======== TASK INPUTS ========
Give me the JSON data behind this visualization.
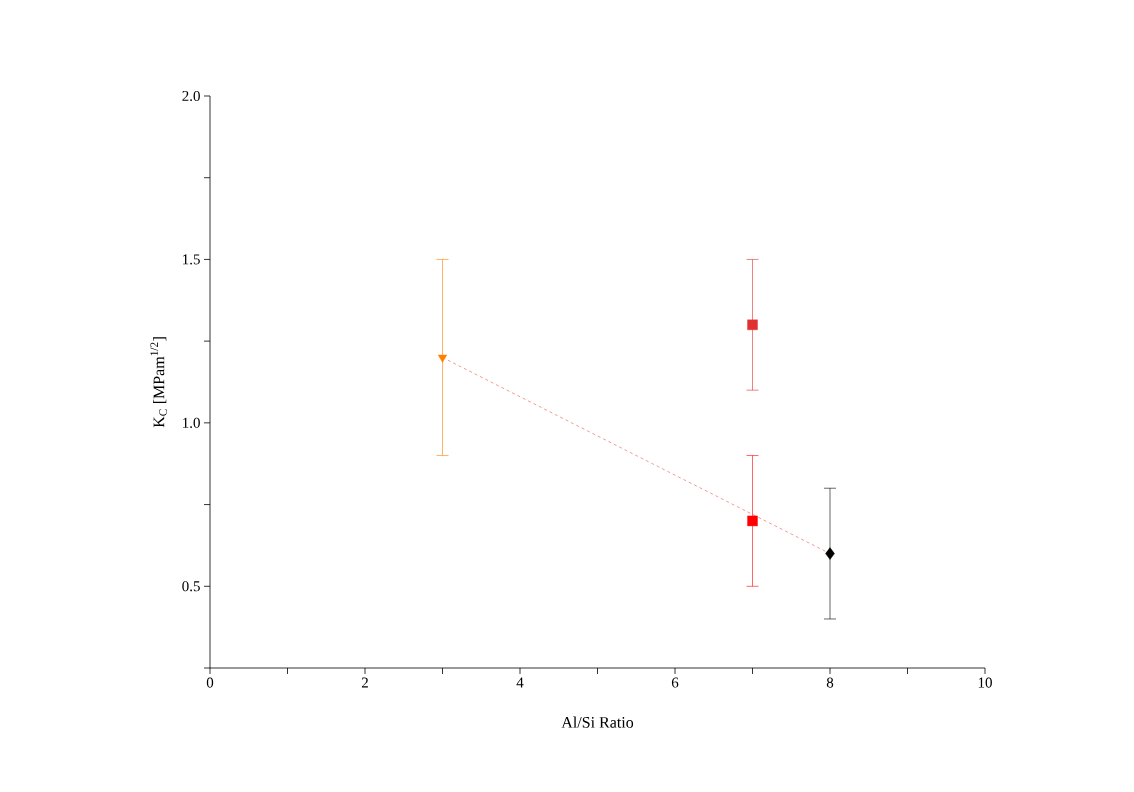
{
  "chart_data": {
    "type": "scatter",
    "xlabel": "Al/Si Ratio",
    "ylabel": "K$_{C}$ [MPam$^{1/2}$]",
    "xlim": [
      0,
      10
    ],
    "ylim": [
      0.25,
      2.0
    ],
    "xticks": [
      0,
      {
        "value": 1,
        "label": null
      },
      2,
      {
        "value": 3,
        "label": null
      },
      4,
      {
        "value": 5,
        "label": null
      },
      6,
      {
        "value": 7,
        "label": null
      },
      8,
      {
        "value": 9,
        "label": null
      },
      10
    ],
    "yticks": [
      {
        "value": 0.25,
        "label": null
      },
      {
        "value": 0.5,
        "label": "0.5"
      },
      {
        "value": 0.75,
        "label": null
      },
      {
        "value": 1.0,
        "label": "1.0"
      },
      {
        "value": 1.25,
        "label": null
      },
      {
        "value": 1.5,
        "label": "1.5"
      },
      {
        "value": 1.75,
        "label": null
      },
      {
        "value": 2.0,
        "label": "2.0"
      }
    ],
    "series": [
      {
        "type": "line",
        "color": "#f08080",
        "x": [
          3,
          8
        ],
        "values": [
          1.2,
          0.6
        ],
        "line_style": "dashed",
        "marker": "none"
      },
      {
        "color": "#ff8000",
        "x": [
          3
        ],
        "values": [
          1.2
        ],
        "errors": [
          0.3
        ],
        "marker": "triangle-down"
      },
      {
        "color": "#e03030",
        "x": [
          7
        ],
        "values": [
          1.3
        ],
        "errors": [
          0.2
        ],
        "marker": "square"
      },
      {
        "color": "#ff0000",
        "x": [
          7
        ],
        "values": [
          0.7
        ],
        "errors": [
          0.2
        ],
        "marker": "square"
      },
      {
        "color": "#000000",
        "x": [
          8
        ],
        "values": [
          0.6
        ],
        "errors": [
          0.2
        ],
        "marker": "diamond"
      }
    ]
  }
}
========
### JOB:
For each line in the data above that contains the string "color", extract the line.

### WRITTEN ANSWER:
        "color": "#f08080",
        "color": "#ff8000",
        "color": "#e03030",
        "color": "#ff0000",
        "color": "#000000",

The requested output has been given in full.